(Aim of the exercise):
Leave out the pictures and repeat the rest of the material exactly.

(Saved entries)
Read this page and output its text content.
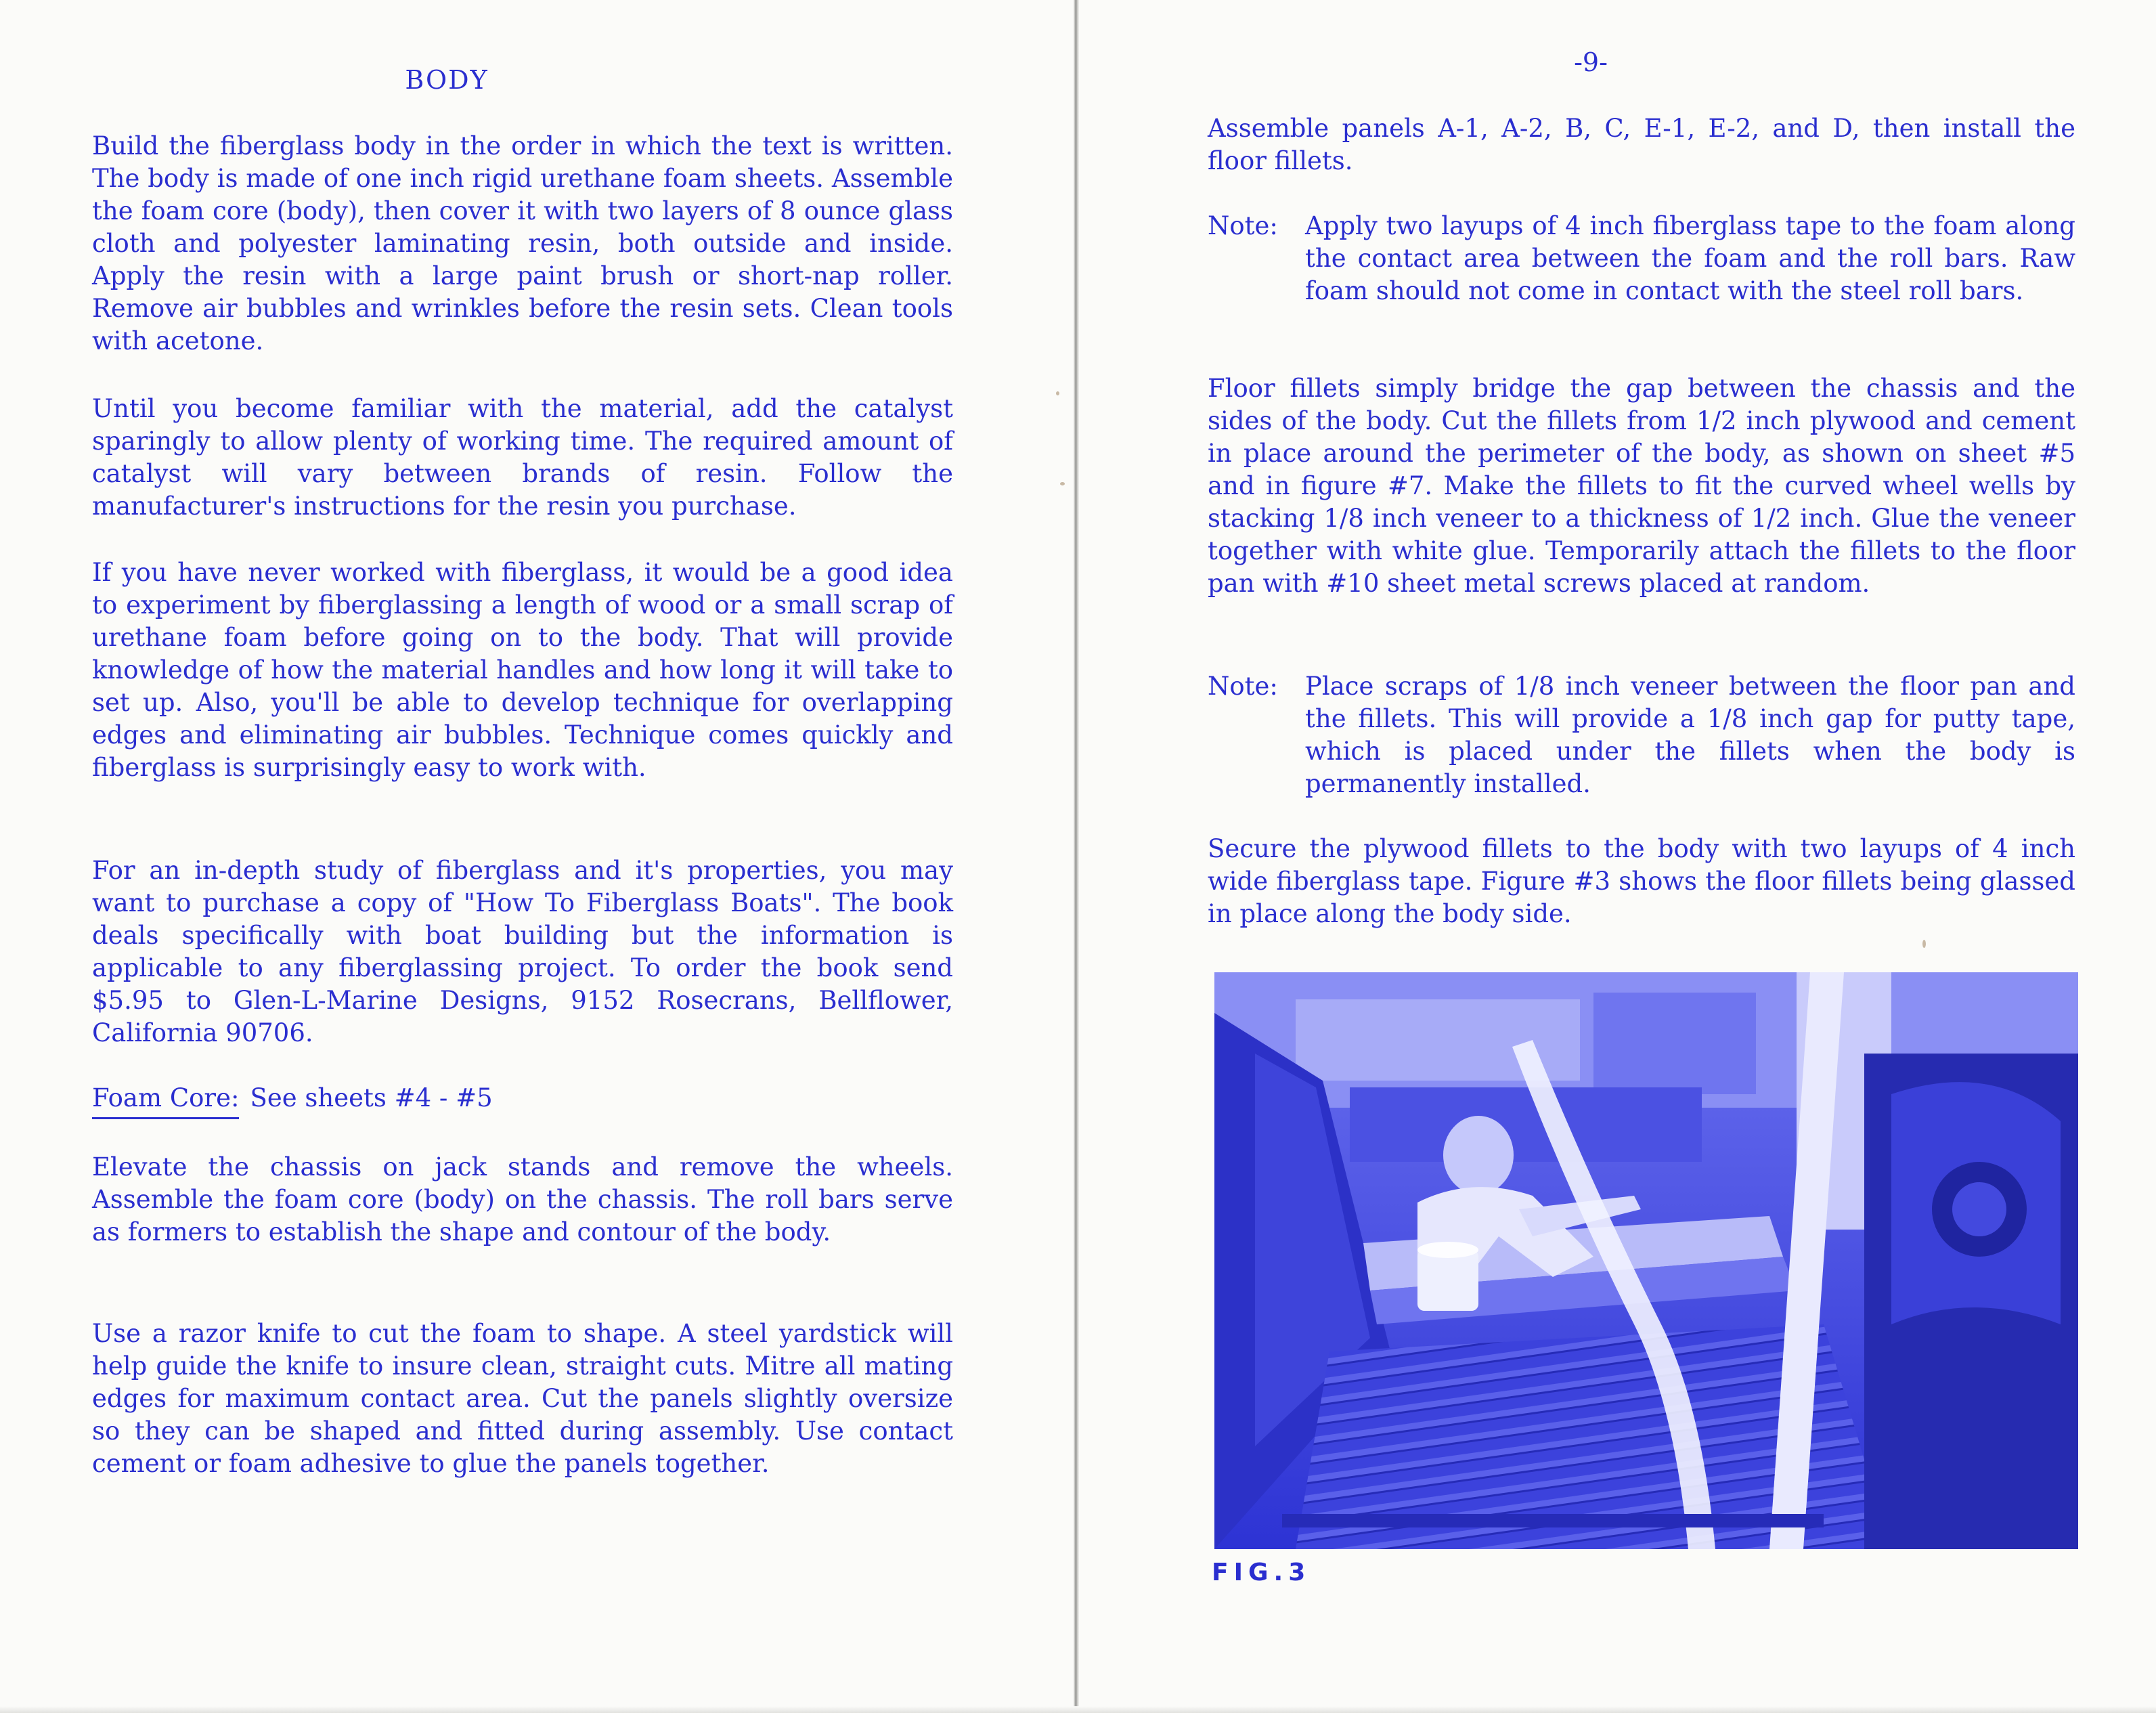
BODY

Build the fiberglass body in the order in which the text is written. The body is made of one inch rigid urethane foam sheets. Assemble the foam core (body), then cover it with two layers of 8 ounce glass cloth and polyester laminating resin, both outside and inside. Apply the resin with a large paint brush or short-nap roller. Remove air bubbles and wrinkles before the resin sets. Clean tools with acetone.

Until you become familiar with the material, add the catalyst sparingly to allow plenty of working time. The required amount of catalyst will vary between brands of resin. Follow the manufacturer's instructions for the resin you purchase.

If you have never worked with fiberglass, it would be a good idea to experiment by fiberglassing a length of wood or a small scrap of urethane foam before going on to the body. That will provide knowledge of how the material handles and how long it will take to set up. Also, you'll be able to develop technique for overlapping edges and eliminating air bubbles. Technique comes quickly and fiberglass is surprisingly easy to work with.

For an in-depth study of fiberglass and it's properties, you may want to purchase a copy of "How To Fiberglass Boats". The book deals specifically with boat building but the information is applicable to any fiberglassing project. To order the book send $5.95 to Glen-L-Marine Designs, 9152 Rosecrans, Bellflower, California 90706.

Foam Core: See sheets #4 - #5

Elevate the chassis on jack stands and remove the wheels. Assemble the foam core (body) on the chassis. The roll bars serve as formers to establish the shape and contour of the body.

Use a razor knife to cut the foam to shape. A steel yardstick will help guide the knife to insure clean, straight cuts. Mitre all mating edges for maximum contact area. Cut the panels slightly oversize so they can be shaped and fitted during assembly. Use contact cement or foam adhesive to glue the panels together.

-9-

Assemble panels A-1, A-2, B, C, E-1, E-2, and D, then install the floor fillets.

Note: Apply two layups of 4 inch fiberglass tape to the foam along the contact area between the foam and the roll bars. Raw foam should not come in contact with the steel roll bars.

Floor fillets simply bridge the gap between the chassis and the sides of the body. Cut the fillets from 1/2 inch plywood and cement in place around the perimeter of the body, as shown on sheet #5 and in figure #7. Make the fillets to fit the curved wheel wells by stacking 1/8 inch veneer to a thickness of 1/2 inch. Glue the veneer together with white glue. Temporarily attach the fillets to the floor pan with #10 sheet metal screws placed at random.

Note: Place scraps of 1/8 inch veneer between the floor pan and the fillets. This will provide a 1/8 inch gap for putty tape, which is placed under the fillets when the body is permanently installed.

Secure the plywood fillets to the body with two layups of 4 inch wide fiberglass tape. Figure #3 shows the floor fillets being glassed in place along the body side.

FIG.3
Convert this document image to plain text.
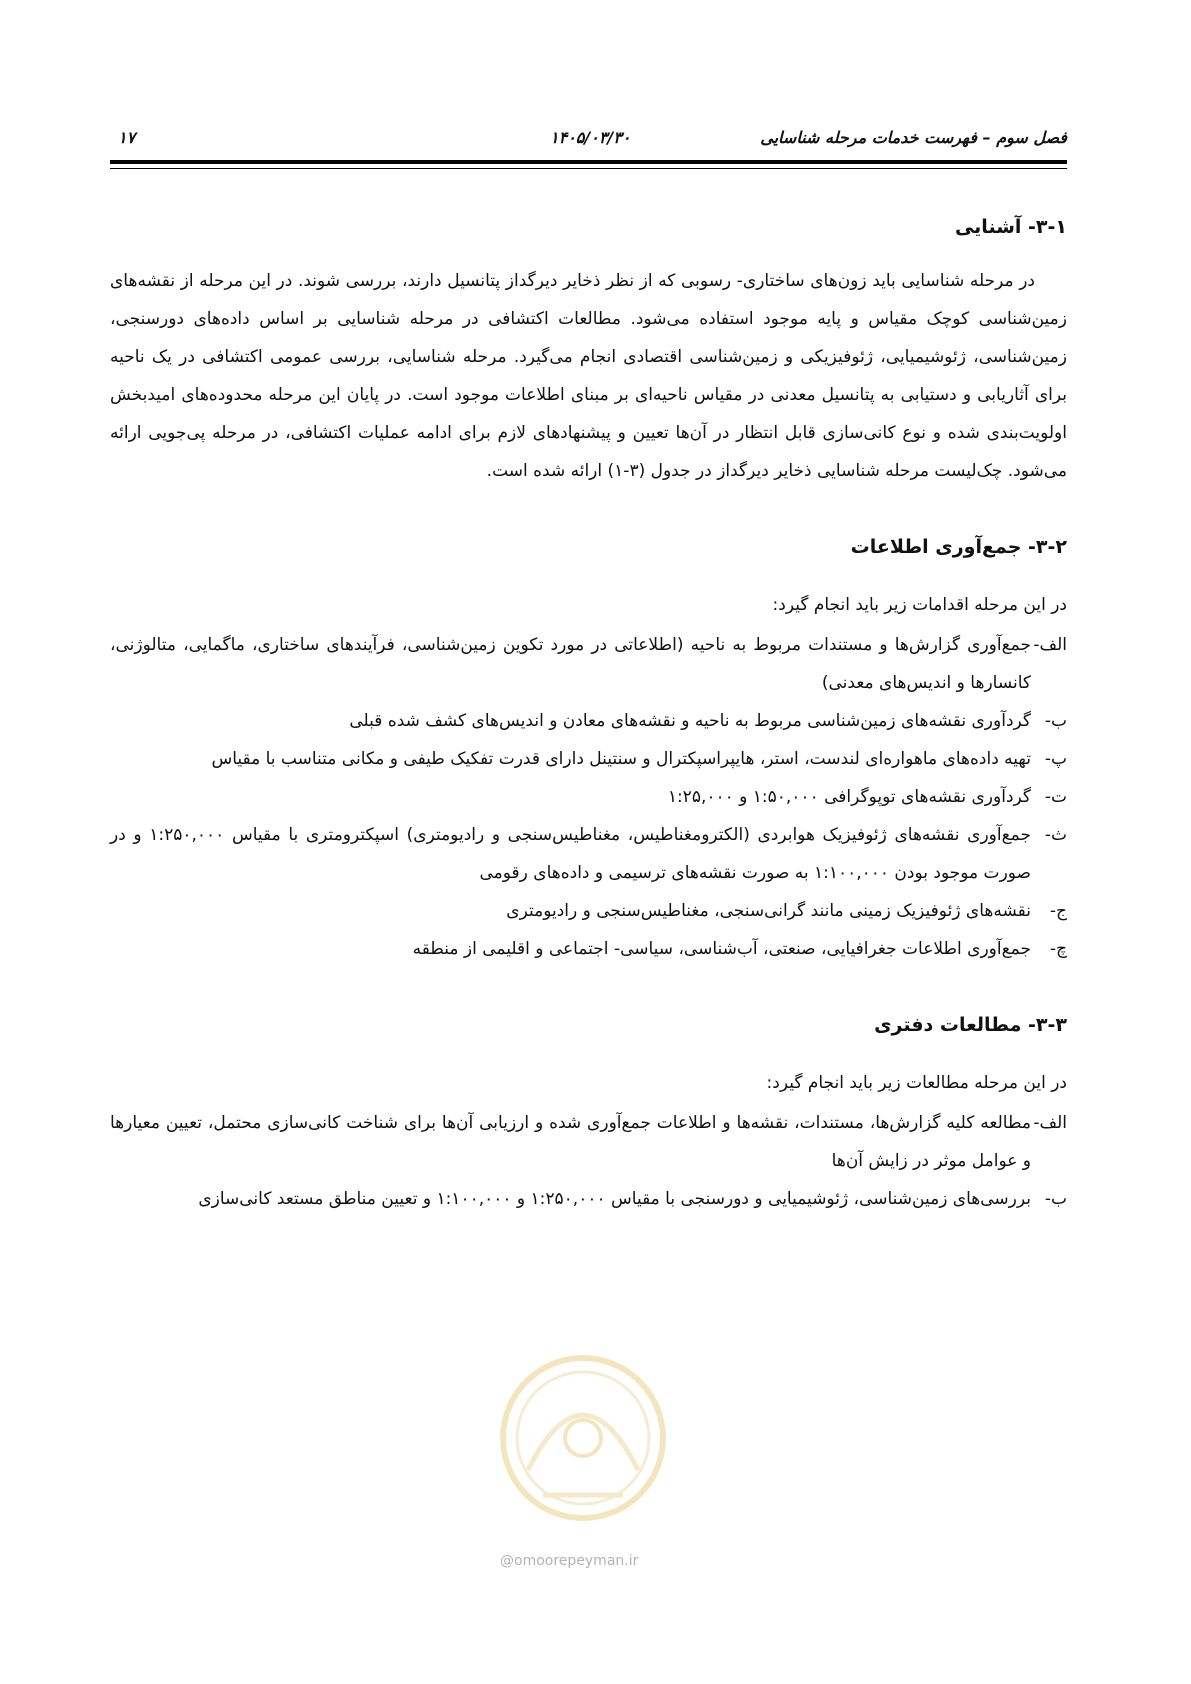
فصل سوم – فهرست خدمات مرحله شناسایی
۱۴۰۵/۰۳/۳۰
۱۷
۳-۱- آشنایی

در مرحله شناسایی باید زون‌های ساختاری- رسوبی که از نظر ذخایر دیرگداز پتانسیل دارند، بررسی شوند. در این مرحله از نقشه‌های زمین‌شناسی کوچک مقیاس و پایه موجود استفاده می‌شود. مطالعات اکتشافی در مرحله شناسایی بر اساس داده‌های دورسنجی، زمین‌شناسی، ژئوشیمیایی، ژئوفیزیکی و زمین‌شناسی اقتصادی انجام می‌گیرد. مرحله شناسایی، بررسی عمومی اکتشافی در یک ناحیه برای آثاریابی و دستیابی به پتانسیل معدنی در مقیاس ناحیه‌ای بر مبنای اطلاعات موجود است. در پایان این مرحله محدوده‌های امیدبخش اولویت‌بندی شده و نوع کانی‌سازی قابل انتظار در آن‌ها تعیین و پیشنهادهای لازم برای ادامه عملیات اکتشافی، در مرحله پی‌جویی ارائه می‌شود. چک‌لیست مرحله شناسایی ذخایر دیرگداز در جدول (۳-۱) ارائه شده است.

۳-۲- جمع‌آوری اطلاعات
در این مرحله اقدامات زیر باید انجام گیرد:
الف-
جمع‌آوری گزارش‌ها و مستندات مربوط به ناحیه (اطلاعاتی در مورد تکوین زمین‌شناسی، فرآیندهای ساختاری، ماگمایی، متالوژنی، کانسارها و اندیس‌های معدنی)
ب-
گردآوری نقشه‌های زمین‌شناسی مربوط به ناحیه و نقشه‌های معادن و اندیس‌های کشف شده قبلی
پ-
تهیه داده‌های ماهواره‌ای لندست، استر، هایپراسپکترال و سنتینل دارای قدرت تفکیک طیفی و مکانی متناسب با مقیاس
ت-
گردآوری نقشه‌های توپوگرافی ۱:۵۰,۰۰۰ و ۱:۲۵,۰۰۰
ث-
جمع‌آوری نقشه‌های ژئوفیزیک هوابردی (الکترومغناطیس، مغناطیس‌سنجی و رادیومتری) اسپکترومتری با مقیاس ۱:۲۵۰,۰۰۰ و در صورت موجود بودن ۱:۱۰۰,۰۰۰ به صورت نقشه‌های ترسیمی و داده‌های رقومی
ج-
نقشه‌های ژئوفیزیک زمینی مانند گرانی‌سنجی، مغناطیس‌سنجی و رادیومتری
چ-
جمع‌آوری اطلاعات جغرافیایی، صنعتی، آب‌شناسی، سیاسی- اجتماعی و اقلیمی از منطقه
۳-۳- مطالعات دفتری
در این مرحله مطالعات زیر باید انجام گیرد:
الف-
مطالعه کلیه گزارش‌ها، مستندات، نقشه‌ها و اطلاعات جمع‌آوری شده و ارزیابی آن‌ها برای شناخت کانی‌سازی محتمل، تعیین معیارها و عوامل موثر در زایش آن‌ها
ب-
بررسی‌های زمین‌شناسی، ژئوشیمیایی و دورسنجی با مقیاس ۱:۲۵۰,۰۰۰ و ۱:۱۰۰,۰۰۰ و تعیین مناطق مستعد کانی‌سازی
@omoorepeyman.ir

(In response):
Read this page and output its text content.
BODY

Build the fiberglass body in the order in which the text is written. The body is made of one inch rigid urethane foam sheets. Assemble the foam core (body), then cover it with two layers of 8 ounce glass cloth and polyester laminating resin, both outside and inside. Apply the resin with a large paint brush or short-nap roller. Remove air bubbles and wrinkles before the resin sets. Clean tools with acetone.

Until you become familiar with the material, add the catalyst sparingly to allow plenty of working time. The required amount of catalyst will vary between brands of resin. Follow the manufacturer's instructions for the resin you purchase.

If you have never worked with fiberglass, it would be a good idea to experiment by fiberglassing a length of wood or a small scrap of urethane foam before going on to the body. That will provide knowledge of how the material handles and how long it will take to set up. Also, you'll be able to develop technique for overlapping edges and eliminating air bubbles. Technique comes quickly and fiberglass is surprisingly easy to work with.

For an in-depth study of fiberglass and it's properties, you may want to purchase a copy of "How To Fiberglass Boats". The book deals specifically with boat building but the information is applicable to any fiberglassing project. To order the book send $5.95 to Glen-L-Marine Designs, 9152 Rosecrans, Bellflower, California 90706.

Foam Core: See sheets #4 - #5

Elevate the chassis on jack stands and remove the wheels. Assemble the foam core (body) on the chassis. The roll bars serve as formers to establish the shape and contour of the body.

Use a razor knife to cut the foam to shape. A steel yardstick will help guide the knife to insure clean, straight cuts. Mitre all mating edges for maximum contact area. Cut the panels slightly oversize so they can be shaped and fitted during assembly. Use contact cement or foam adhesive to glue the panels together.

-9-

Assemble panels A-1, A-2, B, C, E-1, E-2, and D, then install the floor fillets.

Note: Apply two layups of 4 inch fiberglass tape to the foam along the contact area between the foam and the roll bars. Raw foam should not come in contact with the steel roll bars.

Floor fillets simply bridge the gap between the chassis and the sides of the body. Cut the fillets from 1/2 inch plywood and cement in place around the perimeter of the body, as shown on sheet #5 and in figure #7. Make the fillets to fit the curved wheel wells by stacking 1/8 inch veneer to a thickness of 1/2 inch. Glue the veneer together with white glue. Temporarily attach the fillets to the floor pan with #10 sheet metal screws placed at random.

Note: Place scraps of 1/8 inch veneer between the floor pan and the fillets. This will provide a 1/8 inch gap for putty tape, which is placed under the fillets when the body is permanently installed.

Secure the plywood fillets to the body with two layups of 4 inch wide fiberglass tape. Figure #3 shows the floor fillets being glassed in place along the body side.

FIG.3
Convert this document image to plain text.
فصل سوم – فهرست خدمات مرحله شناسایی
۱۴۰۵/۰۳/۳۰
۱۷
۳-۱- آشنایی

در مرحله شناسایی باید زون‌های ساختاری- رسوبی که از نظر ذخایر دیرگداز پتانسیل دارند، بررسی شوند. در این مرحله از نقشه‌های زمین‌شناسی کوچک مقیاس و پایه موجود استفاده می‌شود. مطالعات اکتشافی در مرحله شناسایی بر اساس داده‌های دورسنجی، زمین‌شناسی، ژئوشیمیایی، ژئوفیزیکی و زمین‌شناسی اقتصادی انجام می‌گیرد. مرحله شناسایی، بررسی عمومی اکتشافی در یک ناحیه برای آثاریابی و دستیابی به پتانسیل معدنی در مقیاس ناحیه‌ای بر مبنای اطلاعات موجود است. در پایان این مرحله محدوده‌های امیدبخش اولویت‌بندی شده و نوع کانی‌سازی قابل انتظار در آن‌ها تعیین و پیشنهادهای لازم برای ادامه عملیات اکتشافی، در مرحله پی‌جویی ارائه می‌شود. چک‌لیست مرحله شناسایی ذخایر دیرگداز در جدول (۳-۱) ارائه شده است.

۳-۲- جمع‌آوری اطلاعات
در این مرحله اقدامات زیر باید انجام گیرد:
الف-
جمع‌آوری گزارش‌ها و مستندات مربوط به ناحیه (اطلاعاتی در مورد تکوین زمین‌شناسی، فرآیندهای ساختاری، ماگمایی، متالوژنی، کانسارها و اندیس‌های معدنی)
ب-
گردآوری نقشه‌های زمین‌شناسی مربوط به ناحیه و نقشه‌های معادن و اندیس‌های کشف شده قبلی
پ-
تهیه داده‌های ماهواره‌ای لندست، استر، هایپراسپکترال و سنتینل دارای قدرت تفکیک طیفی و مکانی متناسب با مقیاس
ت-
گردآوری نقشه‌های توپوگرافی ۱:۵۰,۰۰۰ و ۱:۲۵,۰۰۰
ث-
جمع‌آوری نقشه‌های ژئوفیزیک هوابردی (الکترومغناطیس، مغناطیس‌سنجی و رادیومتری) اسپکترومتری با مقیاس ۱:۲۵۰,۰۰۰ و در صورت موجود بودن ۱:۱۰۰,۰۰۰ به صورت نقشه‌های ترسیمی و داده‌های رقومی
ج-
نقشه‌های ژئوفیزیک زمینی مانند گرانی‌سنجی، مغناطیس‌سنجی و رادیومتری
چ-
جمع‌آوری اطلاعات جغرافیایی، صنعتی، آب‌شناسی، سیاسی- اجتماعی و اقلیمی از منطقه
۳-۳- مطالعات دفتری
در این مرحله مطالعات زیر باید انجام گیرد:
الف-
مطالعه کلیه گزارش‌ها، مستندات، نقشه‌ها و اطلاعات جمع‌آوری شده و ارزیابی آن‌ها برای شناخت کانی‌سازی محتمل، تعیین معیارها و عوامل موثر در زایش آن‌ها
ب-
بررسی‌های زمین‌شناسی، ژئوشیمیایی و دورسنجی با مقیاس ۱:۲۵۰,۰۰۰ و ۱:۱۰۰,۰۰۰ و تعیین مناطق مستعد کانی‌سازی
@omoorepeyman.ir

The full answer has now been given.